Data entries
%%

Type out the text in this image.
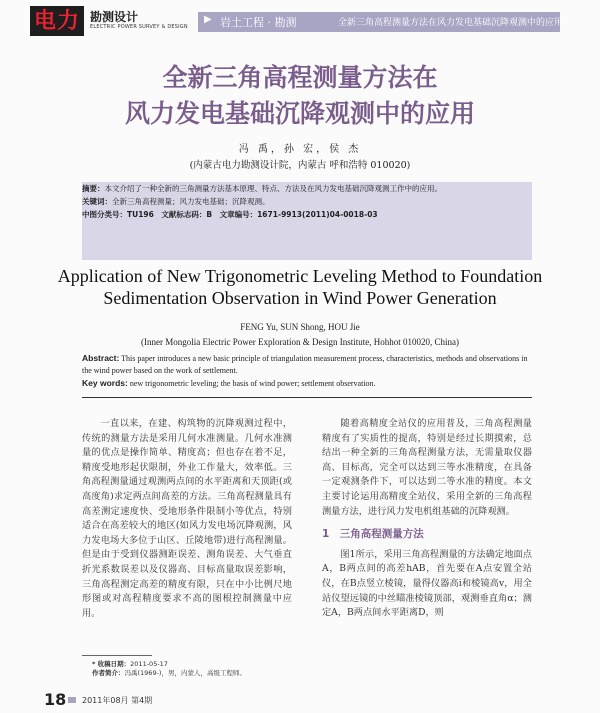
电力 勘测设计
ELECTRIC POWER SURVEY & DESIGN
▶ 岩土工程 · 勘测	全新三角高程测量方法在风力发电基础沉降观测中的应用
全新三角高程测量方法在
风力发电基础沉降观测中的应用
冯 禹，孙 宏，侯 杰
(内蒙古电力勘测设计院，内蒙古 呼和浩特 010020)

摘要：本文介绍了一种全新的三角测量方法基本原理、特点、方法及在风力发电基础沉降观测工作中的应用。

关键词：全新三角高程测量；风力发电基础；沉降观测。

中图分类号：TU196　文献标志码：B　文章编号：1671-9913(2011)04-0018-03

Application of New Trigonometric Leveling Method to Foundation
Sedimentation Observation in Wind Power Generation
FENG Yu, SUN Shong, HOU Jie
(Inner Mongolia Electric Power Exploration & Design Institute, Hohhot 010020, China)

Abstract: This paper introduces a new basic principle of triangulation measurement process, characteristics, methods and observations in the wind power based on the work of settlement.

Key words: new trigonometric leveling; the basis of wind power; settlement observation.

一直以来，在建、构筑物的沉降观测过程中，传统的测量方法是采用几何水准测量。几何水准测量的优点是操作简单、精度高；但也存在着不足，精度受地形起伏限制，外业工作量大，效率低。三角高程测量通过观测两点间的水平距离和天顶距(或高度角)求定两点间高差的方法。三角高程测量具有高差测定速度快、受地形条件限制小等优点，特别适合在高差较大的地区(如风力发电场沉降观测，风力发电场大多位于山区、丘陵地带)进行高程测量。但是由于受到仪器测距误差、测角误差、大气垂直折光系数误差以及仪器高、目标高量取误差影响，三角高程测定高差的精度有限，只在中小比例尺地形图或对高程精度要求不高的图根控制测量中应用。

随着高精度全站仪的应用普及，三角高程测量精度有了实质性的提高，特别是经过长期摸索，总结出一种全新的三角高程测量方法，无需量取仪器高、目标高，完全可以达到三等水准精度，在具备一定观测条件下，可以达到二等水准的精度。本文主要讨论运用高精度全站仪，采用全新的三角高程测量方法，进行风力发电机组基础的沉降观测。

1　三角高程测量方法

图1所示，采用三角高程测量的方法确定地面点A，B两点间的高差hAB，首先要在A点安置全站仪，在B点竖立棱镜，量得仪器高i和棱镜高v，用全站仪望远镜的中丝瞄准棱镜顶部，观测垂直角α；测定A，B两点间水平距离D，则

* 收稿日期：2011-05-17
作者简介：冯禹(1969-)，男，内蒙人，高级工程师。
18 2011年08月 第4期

%%
%%

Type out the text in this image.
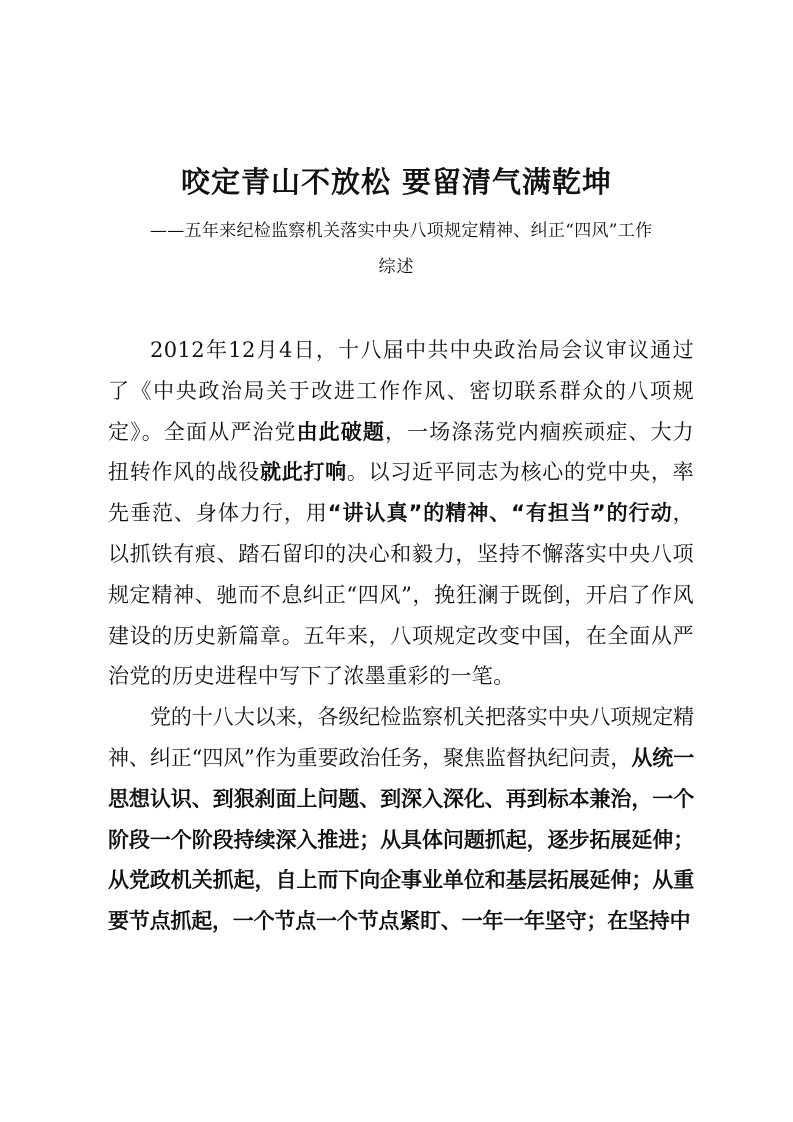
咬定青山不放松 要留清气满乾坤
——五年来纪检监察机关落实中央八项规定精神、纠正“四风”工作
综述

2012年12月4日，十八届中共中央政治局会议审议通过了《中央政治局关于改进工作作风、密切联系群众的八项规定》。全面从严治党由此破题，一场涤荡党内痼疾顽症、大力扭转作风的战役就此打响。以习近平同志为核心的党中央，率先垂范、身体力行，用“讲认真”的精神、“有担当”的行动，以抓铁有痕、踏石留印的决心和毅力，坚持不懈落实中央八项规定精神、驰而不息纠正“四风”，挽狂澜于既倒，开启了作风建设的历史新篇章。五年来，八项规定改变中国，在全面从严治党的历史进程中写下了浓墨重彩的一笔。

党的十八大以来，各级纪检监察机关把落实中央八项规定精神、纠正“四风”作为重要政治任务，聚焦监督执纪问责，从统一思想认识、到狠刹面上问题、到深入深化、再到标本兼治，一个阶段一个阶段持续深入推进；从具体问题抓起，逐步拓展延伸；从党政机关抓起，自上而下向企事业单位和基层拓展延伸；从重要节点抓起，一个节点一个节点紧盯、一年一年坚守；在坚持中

%%

◆ Job
Which lines contain the word "settlement"? Copy each of them.

◆ Full response
Abstract: This paper introduces a new basic principle of triangulation measurement process, characteristics, methods and observations in the wind power based on the work of settlement.
Key words: new trigonometric leveling; the basis of wind power; settlement observation.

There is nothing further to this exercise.